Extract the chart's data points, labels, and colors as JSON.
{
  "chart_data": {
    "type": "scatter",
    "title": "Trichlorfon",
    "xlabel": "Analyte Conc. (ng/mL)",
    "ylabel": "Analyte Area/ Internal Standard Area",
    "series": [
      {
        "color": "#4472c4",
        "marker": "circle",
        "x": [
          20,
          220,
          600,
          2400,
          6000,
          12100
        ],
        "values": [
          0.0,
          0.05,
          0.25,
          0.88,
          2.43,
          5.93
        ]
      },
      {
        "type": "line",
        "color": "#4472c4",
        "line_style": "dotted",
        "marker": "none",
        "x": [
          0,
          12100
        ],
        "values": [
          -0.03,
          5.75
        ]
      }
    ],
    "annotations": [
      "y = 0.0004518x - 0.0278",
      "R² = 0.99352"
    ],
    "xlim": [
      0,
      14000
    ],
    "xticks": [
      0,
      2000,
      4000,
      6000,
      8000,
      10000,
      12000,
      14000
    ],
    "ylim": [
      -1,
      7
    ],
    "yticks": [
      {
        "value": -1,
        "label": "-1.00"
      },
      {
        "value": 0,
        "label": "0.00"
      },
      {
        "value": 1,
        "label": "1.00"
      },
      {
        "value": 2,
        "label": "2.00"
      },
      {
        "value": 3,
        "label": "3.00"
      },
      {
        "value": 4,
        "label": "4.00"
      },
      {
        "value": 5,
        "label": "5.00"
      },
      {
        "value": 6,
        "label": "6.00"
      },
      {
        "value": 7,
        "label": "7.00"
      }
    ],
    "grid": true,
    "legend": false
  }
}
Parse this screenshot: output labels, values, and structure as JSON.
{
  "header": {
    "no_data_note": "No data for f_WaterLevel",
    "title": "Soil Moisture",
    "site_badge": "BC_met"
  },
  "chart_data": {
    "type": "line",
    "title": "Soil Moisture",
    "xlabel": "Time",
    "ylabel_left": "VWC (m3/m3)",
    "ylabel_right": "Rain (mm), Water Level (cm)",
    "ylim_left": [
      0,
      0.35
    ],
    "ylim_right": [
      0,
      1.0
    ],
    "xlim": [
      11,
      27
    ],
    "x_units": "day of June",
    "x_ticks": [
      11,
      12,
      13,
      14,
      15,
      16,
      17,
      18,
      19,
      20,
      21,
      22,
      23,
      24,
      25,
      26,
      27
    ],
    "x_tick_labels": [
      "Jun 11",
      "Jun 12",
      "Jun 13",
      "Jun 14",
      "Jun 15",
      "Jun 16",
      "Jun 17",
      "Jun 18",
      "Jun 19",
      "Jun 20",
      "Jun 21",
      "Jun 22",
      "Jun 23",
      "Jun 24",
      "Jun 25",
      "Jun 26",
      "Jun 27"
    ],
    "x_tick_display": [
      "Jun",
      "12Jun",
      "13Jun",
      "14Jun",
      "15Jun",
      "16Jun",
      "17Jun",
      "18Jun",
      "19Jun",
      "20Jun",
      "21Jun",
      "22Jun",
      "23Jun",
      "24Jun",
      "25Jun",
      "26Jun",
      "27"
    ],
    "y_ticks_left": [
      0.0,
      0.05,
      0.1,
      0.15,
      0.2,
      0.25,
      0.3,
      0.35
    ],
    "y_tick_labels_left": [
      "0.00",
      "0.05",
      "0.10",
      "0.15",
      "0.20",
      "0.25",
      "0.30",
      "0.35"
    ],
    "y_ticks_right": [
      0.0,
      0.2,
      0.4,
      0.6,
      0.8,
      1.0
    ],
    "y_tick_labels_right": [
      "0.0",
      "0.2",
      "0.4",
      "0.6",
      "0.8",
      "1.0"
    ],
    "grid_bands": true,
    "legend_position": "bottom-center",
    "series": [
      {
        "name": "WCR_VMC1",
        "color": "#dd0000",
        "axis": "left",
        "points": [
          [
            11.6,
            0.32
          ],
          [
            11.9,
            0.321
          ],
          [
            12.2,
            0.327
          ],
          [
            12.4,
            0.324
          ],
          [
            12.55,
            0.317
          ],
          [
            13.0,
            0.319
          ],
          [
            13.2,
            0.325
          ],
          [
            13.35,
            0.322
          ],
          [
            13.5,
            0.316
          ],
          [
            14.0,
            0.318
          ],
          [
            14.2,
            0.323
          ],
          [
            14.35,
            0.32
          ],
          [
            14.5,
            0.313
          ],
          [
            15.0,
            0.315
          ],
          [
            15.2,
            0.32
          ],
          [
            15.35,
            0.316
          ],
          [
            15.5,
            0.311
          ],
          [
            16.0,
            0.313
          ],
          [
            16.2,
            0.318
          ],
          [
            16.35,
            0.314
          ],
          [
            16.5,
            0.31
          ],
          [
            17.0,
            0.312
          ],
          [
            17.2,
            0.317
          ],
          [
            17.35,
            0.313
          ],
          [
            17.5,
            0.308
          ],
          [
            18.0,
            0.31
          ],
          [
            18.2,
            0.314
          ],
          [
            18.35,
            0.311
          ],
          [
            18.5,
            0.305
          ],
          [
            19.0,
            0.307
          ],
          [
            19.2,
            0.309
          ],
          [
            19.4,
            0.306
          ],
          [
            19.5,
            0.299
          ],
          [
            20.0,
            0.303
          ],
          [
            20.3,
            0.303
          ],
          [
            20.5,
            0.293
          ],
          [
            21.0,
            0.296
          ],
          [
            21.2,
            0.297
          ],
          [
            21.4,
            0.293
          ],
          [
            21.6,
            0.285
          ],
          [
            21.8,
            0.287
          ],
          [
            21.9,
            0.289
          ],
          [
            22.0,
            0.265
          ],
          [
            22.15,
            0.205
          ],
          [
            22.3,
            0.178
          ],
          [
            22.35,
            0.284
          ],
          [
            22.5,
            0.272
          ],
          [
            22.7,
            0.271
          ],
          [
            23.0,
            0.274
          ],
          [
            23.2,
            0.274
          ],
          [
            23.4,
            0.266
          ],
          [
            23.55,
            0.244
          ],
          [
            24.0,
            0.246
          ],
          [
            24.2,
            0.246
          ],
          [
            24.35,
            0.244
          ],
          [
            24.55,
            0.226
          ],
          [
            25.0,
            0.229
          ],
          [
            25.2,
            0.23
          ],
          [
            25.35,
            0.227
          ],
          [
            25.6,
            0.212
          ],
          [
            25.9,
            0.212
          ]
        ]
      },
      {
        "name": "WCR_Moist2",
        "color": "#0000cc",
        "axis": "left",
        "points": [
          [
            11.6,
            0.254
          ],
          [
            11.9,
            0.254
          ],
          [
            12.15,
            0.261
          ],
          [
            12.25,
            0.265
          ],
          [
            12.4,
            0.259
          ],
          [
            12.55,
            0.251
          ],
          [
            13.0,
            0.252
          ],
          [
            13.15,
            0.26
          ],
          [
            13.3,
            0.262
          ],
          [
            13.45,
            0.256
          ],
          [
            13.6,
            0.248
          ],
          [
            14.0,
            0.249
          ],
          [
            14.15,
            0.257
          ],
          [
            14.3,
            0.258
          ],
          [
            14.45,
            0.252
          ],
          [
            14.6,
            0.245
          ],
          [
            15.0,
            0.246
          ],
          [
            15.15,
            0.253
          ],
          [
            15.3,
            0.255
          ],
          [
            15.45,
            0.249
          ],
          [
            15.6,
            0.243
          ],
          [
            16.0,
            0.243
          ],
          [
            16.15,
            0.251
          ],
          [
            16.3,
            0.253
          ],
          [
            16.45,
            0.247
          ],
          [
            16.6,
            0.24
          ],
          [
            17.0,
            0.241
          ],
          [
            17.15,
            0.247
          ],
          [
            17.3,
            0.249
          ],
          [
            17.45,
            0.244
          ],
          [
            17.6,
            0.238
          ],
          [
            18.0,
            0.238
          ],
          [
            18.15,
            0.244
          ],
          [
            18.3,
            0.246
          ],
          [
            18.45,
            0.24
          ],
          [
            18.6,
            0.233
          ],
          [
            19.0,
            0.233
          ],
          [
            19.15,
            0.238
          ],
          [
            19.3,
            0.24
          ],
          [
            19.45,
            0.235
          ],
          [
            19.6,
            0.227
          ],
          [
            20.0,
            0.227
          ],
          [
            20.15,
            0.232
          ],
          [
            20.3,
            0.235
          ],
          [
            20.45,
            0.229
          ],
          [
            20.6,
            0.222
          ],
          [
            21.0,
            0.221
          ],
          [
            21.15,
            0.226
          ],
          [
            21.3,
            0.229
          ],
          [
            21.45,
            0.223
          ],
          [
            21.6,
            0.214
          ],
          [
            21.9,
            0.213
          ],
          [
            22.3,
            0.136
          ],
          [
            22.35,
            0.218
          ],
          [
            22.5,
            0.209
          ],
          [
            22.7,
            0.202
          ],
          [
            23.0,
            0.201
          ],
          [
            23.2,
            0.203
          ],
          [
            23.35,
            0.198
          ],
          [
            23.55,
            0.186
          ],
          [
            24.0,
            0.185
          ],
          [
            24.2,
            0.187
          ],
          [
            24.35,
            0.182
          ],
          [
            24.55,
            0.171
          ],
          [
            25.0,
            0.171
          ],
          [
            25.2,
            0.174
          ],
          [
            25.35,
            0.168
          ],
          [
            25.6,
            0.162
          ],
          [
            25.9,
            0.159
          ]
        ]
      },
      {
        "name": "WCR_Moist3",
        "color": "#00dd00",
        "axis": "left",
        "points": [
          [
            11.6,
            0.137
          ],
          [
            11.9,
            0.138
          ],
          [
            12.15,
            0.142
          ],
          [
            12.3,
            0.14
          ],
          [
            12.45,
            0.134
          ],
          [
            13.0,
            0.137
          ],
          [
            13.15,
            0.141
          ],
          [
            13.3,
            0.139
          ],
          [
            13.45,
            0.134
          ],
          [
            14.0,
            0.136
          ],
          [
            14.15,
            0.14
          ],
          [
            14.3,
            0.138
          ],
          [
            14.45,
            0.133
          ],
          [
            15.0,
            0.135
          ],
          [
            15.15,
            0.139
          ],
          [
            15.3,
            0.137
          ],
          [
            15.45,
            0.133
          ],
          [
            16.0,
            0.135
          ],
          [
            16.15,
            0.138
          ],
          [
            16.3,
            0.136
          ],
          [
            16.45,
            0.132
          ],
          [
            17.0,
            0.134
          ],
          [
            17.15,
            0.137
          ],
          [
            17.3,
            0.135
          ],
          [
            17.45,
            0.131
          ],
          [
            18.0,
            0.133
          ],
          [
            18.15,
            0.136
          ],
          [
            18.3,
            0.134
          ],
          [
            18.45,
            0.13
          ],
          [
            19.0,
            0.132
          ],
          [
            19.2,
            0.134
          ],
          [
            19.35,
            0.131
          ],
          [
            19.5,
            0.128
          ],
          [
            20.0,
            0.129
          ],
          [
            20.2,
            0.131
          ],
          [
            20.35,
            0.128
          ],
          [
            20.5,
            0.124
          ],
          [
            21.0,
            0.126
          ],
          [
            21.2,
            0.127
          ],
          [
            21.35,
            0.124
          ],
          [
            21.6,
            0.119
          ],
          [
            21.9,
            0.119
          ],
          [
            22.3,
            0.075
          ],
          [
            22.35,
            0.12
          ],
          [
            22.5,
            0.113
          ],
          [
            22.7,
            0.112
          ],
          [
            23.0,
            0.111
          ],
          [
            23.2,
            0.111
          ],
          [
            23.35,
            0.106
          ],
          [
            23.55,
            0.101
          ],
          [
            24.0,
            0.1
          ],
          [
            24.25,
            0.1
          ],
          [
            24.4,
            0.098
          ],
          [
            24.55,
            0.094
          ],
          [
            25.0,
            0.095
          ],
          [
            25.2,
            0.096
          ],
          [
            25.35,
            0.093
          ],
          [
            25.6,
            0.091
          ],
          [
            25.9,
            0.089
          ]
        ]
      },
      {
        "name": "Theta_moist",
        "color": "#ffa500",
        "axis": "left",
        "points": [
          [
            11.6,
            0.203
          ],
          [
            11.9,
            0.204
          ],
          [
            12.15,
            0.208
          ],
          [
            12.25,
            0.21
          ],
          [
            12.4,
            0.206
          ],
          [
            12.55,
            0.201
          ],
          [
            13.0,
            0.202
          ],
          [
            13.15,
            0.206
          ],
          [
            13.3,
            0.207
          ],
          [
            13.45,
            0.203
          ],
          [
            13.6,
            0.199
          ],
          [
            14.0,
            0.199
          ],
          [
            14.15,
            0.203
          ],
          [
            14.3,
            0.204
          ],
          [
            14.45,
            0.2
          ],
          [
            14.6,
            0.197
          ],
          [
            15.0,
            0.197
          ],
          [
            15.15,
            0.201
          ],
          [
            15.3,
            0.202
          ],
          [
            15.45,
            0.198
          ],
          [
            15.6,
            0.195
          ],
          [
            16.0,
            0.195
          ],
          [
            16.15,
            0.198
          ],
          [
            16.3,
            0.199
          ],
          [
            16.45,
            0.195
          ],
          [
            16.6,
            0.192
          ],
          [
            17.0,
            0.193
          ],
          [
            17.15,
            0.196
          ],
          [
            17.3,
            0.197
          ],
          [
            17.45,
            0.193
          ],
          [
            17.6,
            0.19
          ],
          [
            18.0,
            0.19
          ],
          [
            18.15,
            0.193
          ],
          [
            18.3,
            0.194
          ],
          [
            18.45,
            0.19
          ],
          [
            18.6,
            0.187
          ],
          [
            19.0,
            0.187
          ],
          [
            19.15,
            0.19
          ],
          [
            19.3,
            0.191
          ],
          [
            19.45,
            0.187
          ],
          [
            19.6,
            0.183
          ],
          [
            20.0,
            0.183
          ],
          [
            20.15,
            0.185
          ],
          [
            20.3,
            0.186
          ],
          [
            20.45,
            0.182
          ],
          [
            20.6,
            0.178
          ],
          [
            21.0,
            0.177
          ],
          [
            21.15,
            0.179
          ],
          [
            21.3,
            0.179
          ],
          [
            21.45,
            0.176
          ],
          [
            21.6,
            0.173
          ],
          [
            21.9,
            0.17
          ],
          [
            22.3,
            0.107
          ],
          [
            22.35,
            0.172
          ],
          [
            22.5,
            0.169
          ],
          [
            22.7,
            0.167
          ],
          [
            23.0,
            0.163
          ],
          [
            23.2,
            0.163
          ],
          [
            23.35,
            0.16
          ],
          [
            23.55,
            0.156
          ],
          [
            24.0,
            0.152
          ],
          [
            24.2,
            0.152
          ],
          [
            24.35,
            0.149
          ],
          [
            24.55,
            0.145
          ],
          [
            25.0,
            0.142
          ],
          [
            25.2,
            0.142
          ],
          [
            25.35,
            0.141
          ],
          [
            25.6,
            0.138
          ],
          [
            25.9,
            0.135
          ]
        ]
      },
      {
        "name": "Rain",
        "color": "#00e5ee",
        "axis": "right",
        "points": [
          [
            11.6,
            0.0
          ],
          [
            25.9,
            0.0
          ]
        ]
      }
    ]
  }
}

WHAT TO DO
From the entries above, select each line containing the string "xlabel".

REPLY
    "xlabel": "Analyte Conc. (ng/mL)",
    "xlabel": "Time",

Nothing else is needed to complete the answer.